Collected data entries
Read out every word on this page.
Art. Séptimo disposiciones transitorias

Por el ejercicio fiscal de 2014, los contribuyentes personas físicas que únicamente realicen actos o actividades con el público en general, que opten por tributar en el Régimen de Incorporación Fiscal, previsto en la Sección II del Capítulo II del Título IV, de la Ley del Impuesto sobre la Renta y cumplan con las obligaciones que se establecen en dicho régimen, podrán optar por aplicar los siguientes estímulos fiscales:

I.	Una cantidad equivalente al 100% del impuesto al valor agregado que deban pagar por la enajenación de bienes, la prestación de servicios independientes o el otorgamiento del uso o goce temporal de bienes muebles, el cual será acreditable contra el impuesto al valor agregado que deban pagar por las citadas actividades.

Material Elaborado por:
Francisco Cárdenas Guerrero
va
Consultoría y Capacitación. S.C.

--

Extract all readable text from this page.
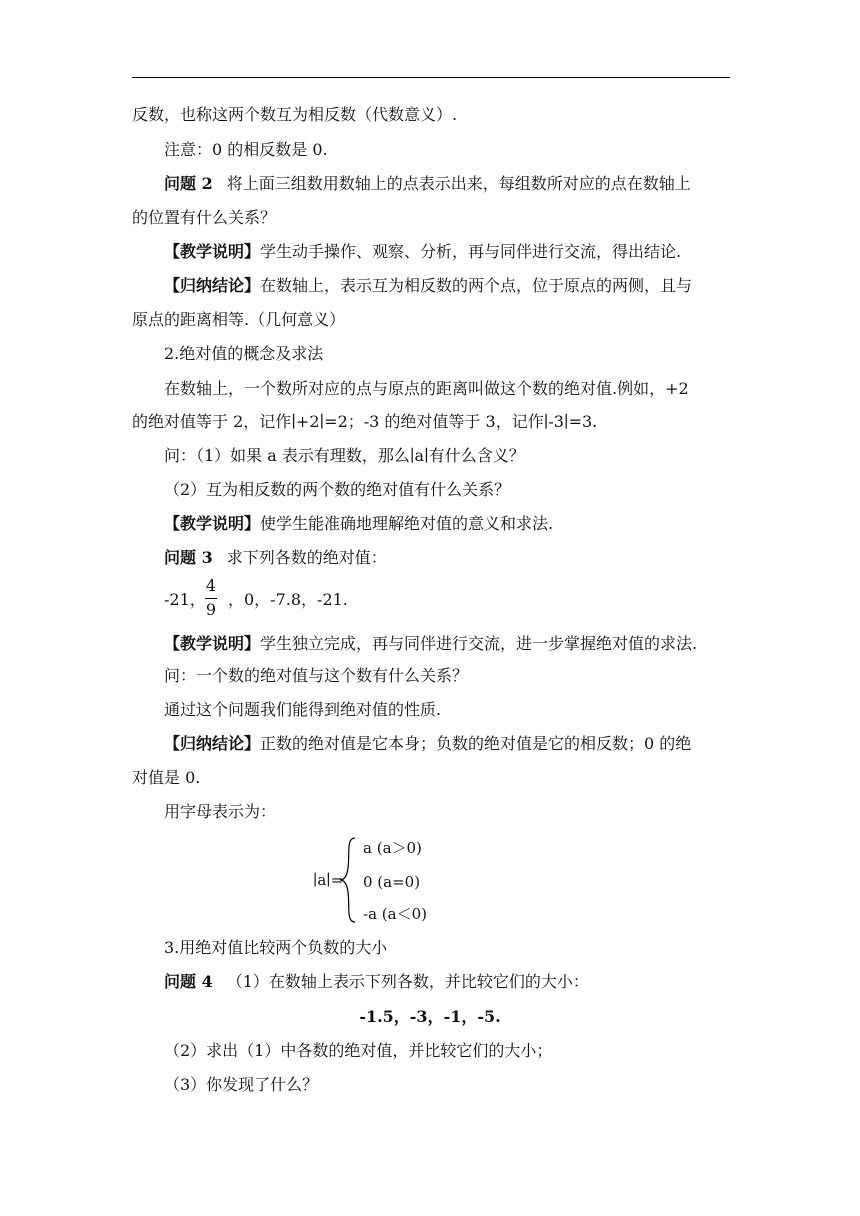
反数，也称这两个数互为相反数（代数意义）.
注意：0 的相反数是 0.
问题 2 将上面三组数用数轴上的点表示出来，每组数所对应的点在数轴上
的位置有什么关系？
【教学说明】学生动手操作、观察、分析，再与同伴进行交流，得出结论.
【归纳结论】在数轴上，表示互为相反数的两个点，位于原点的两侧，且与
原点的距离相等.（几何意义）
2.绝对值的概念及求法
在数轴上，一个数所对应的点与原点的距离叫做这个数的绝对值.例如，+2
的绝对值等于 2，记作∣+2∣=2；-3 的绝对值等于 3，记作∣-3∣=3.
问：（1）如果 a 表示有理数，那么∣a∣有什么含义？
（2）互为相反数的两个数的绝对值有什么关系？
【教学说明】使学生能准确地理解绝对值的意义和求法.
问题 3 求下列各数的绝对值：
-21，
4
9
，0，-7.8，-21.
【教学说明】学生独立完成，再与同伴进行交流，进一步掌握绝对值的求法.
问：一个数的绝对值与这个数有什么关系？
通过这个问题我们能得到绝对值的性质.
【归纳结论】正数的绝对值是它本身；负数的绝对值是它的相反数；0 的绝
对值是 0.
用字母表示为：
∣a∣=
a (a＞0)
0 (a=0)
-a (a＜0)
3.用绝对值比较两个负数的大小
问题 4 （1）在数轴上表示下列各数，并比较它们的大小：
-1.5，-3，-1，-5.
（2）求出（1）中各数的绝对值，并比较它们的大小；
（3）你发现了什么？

Job: Extract each line from the entries above that contains the string "并比较它们的大小".

Complete output:
问题 4 （1）在数轴上表示下列各数，并比较它们的大小：
（2）求出（1）中各数的绝对值，并比较它们的大小；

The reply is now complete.